Start of Passage

At different times, Wills has offered different theories as to why the post-December 9 evidence in question is relevant to Brown’s liability, but the argument principally made in the district court—and the only argument fairly developed in her opening brief in appeal—is this; the showing of an inadequate response to harassment is a standard issue in Title IX litigation and (says Wills) she was therefore entitled to show that Brown’s response in December 1992 was inadequate and failed to prevent the harassment of other students thereafter. Wills has cited throughout a set of cases, including one of our own, where inadequate response evidence was central. See, e.g., Gebser, 118 S.Ct. at 2000; Lipsett, 864 F.2d at 902-07.

The difficulty for Wills is that evidence of an inadequate response is pertinent to show fault and causation where the plaintiff is claiming that she was harassed or continued to be harassed after the inadequate response. See Gebser, 118 S.Ct. at 1999; Lipsett, 864 F.2d at 907. But here, as already noted, Wills’s claim was of a single specific harassment incident that occurred before the reprimand and the later complaints (albeit one that caused continuing damages). There is no mechanical rule that makes such evidence relevant or irrelevant in the abstract: relevance depends on the facts and the theory of the case being pressed.

End of Passage
Start of Supplied information

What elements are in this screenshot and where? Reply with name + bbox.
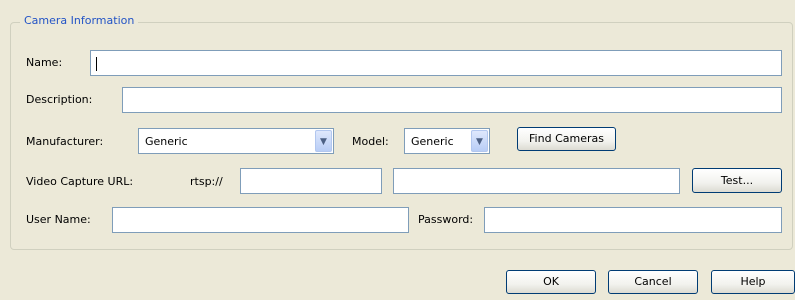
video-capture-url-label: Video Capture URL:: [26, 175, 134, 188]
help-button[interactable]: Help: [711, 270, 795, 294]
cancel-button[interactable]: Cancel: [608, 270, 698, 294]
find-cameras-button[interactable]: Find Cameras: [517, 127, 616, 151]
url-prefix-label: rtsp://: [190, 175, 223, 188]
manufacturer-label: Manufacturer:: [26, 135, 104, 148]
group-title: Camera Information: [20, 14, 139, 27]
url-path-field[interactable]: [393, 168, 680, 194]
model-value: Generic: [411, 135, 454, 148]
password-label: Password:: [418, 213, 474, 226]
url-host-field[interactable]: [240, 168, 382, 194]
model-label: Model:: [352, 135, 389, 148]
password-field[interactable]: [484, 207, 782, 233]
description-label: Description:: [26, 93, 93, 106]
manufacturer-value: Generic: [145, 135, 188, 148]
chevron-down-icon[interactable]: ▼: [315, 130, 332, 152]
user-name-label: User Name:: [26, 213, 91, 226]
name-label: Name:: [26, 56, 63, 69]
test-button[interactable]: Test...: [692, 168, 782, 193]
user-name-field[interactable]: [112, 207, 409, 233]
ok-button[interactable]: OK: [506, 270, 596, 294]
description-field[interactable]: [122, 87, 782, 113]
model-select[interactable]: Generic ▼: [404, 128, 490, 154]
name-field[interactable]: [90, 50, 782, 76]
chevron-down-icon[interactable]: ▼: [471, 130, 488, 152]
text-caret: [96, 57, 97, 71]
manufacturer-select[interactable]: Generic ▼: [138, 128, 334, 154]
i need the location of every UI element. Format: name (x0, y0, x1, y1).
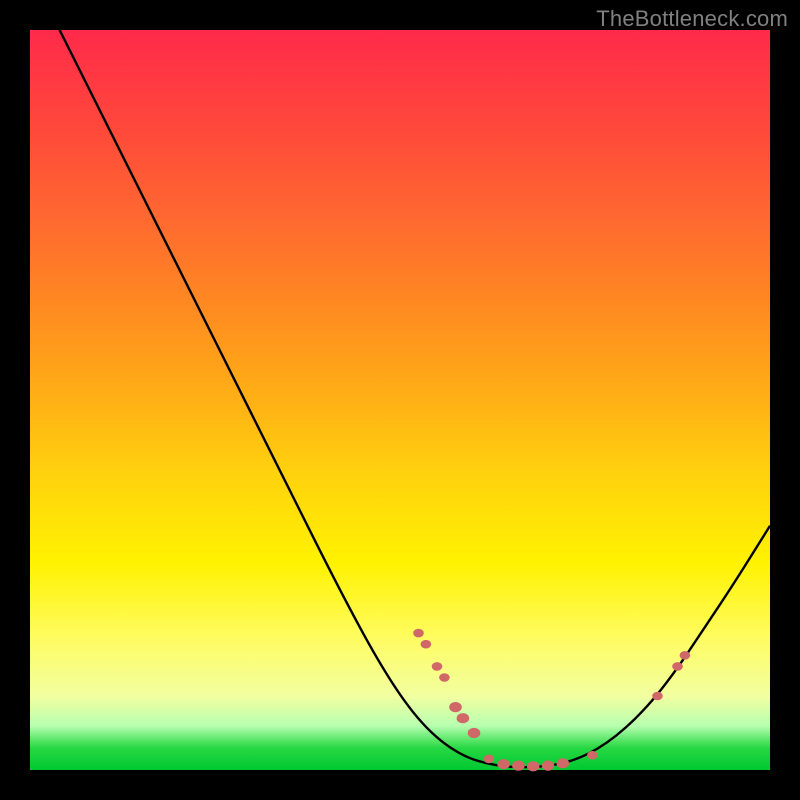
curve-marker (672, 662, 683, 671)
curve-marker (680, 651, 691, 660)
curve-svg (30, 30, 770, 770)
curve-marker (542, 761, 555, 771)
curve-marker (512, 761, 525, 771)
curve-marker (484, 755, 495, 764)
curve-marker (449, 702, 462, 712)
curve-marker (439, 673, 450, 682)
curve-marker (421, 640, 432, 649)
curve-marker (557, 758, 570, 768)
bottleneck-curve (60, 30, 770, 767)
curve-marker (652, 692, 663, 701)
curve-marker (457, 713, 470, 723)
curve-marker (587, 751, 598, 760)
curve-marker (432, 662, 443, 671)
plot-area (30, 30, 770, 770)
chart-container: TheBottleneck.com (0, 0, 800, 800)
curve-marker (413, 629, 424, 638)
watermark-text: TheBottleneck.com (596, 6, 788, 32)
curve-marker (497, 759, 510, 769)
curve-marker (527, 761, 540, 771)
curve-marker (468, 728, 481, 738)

End of Supplied information

__Requirement 1__.
Answer these questions from the passage about Wills's appeal, one line each:
(a) In what month and year was the Brown response that Wills called inadequate?
(b) Which two cases does the passage cite?
(c) On what does the passage say relevance depends?
__Requirement 2__. Using the passage about Wills's appeal, please explain in one to three sentences why evidence of Brown's inadequate response did not help Wills's claim.
__Requirement 3__. Extend the passage about Wills's appeal, picking up after its last sentence.

__Final result 1__.
(a) December 1992
(b) Gebser and Lipsett
(c) The facts and the theory of the case being pressed

__Final result 2__. Evidence of an inadequate response shows fault and causation when the plaintiff claims she was harassed, or kept being harassed, after that response. Wills claimed a single specific incident that happened before the reprimand and the later complaints, so her claim did not fit that pattern.

__Final result 3__.
Here, in relation to Brown’s liability for the December 9 incident, the reprimand evidence was perhaps thinly relevant because, although it had nothing to do with whether Brown had prior notice before December 9 or whether Adesogan’s behavior on that occasion violated the statute, it could arguably have been admitted as casting some backward light on Brown’s general attitude — and therefore on the issue whether Brown was “deliberately indifferent” in its handling of the Schleussner claim and the resulting exposure of other students, including Wills, to Adesogan’s behavior. But the reprimand was at best marginal to the main issues at trial — the key evidence on “deliberate indifference” was what Brown knew and what it did in response to Sehleussner’s complaint — and, taken alone, the reprimand was more favorable to Brown than to Wills (Brown wanted it in evidence). As it happens, the jury later learned that Adesogan had not been fired until 1994.

Wills’s real hope was the evidence as to later claims made by other students, Brown’s arguably casual treatment of the Sanford claims in January 1994, and the obvious harm inflicted on others by Adesogan’s continuing depredations. Yet, this evidence is even more remote to Brown’s general attitude in 1992, had a potential for severe prejudice, and would have required the trial to explore circumstances suiTounding claims and acts of harassment of other victims which — unlike the Schleussner episode — had nothing to do with the vital question whether Brown had notice prior to December 1992.

In her reply brief on appeal, Wills offers a different theory entirely. In effect, she asserts that Adesogan’s harassment of her continued after December 1992 because Adesogan remained as a teacher and Wills was shocked and upset to find him in January 1994 as her teacher in new chemistry course. Her deposition gives a somewhat tamer description of her reaction, but in any event Wills was not required to take any course from Adesogan. Wills’s other exposure to Adesogan was a chance glimpse of him in a drugstore at some earlier, unidentified point.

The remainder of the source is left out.